WORK TO COMPLETE =>
Go through the records and copy each line where the word "Certificate" occurs.

TASK INPUT =>

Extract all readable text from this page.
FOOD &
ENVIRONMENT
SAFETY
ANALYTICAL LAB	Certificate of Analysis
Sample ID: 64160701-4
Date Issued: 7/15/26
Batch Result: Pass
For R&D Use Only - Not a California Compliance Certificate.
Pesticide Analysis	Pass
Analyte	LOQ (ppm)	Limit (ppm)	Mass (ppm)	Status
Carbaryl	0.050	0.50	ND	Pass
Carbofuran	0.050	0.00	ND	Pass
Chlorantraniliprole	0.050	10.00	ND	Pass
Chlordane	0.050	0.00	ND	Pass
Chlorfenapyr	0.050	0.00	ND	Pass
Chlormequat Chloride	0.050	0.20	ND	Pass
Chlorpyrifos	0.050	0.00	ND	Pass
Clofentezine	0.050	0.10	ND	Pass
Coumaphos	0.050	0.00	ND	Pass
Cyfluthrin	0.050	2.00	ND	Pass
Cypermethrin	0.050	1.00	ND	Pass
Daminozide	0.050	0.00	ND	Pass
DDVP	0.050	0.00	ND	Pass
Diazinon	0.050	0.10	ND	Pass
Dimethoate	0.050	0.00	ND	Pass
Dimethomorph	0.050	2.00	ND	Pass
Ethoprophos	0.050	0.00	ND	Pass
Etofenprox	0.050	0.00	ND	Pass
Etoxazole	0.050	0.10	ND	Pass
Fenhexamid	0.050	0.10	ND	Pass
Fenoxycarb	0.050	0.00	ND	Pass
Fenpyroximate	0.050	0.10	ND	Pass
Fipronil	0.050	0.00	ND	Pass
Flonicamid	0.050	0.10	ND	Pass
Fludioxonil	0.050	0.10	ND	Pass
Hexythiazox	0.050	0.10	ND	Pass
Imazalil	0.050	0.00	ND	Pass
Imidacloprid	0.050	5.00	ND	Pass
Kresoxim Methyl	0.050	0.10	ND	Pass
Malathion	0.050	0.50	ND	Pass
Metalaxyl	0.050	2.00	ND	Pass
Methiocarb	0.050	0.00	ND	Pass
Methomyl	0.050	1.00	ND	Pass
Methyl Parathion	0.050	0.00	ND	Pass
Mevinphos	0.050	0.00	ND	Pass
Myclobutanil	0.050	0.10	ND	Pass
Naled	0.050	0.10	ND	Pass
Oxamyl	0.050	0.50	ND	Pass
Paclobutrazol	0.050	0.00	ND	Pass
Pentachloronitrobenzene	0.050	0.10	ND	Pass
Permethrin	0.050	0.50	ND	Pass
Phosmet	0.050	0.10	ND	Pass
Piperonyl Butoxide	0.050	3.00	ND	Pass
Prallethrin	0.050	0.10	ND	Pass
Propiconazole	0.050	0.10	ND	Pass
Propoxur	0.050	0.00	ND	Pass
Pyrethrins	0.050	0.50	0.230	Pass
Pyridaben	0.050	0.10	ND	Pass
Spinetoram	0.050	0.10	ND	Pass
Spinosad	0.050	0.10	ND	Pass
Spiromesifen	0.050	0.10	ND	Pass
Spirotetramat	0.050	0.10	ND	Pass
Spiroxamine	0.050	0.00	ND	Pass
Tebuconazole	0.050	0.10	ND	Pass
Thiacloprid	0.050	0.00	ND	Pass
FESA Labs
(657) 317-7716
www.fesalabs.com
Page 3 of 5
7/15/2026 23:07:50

OUTPUT OF THE EXERCISE =>
ANALYTICAL LAB	Certificate of Analysis
For R&D Use Only - Not a California Compliance Certificate.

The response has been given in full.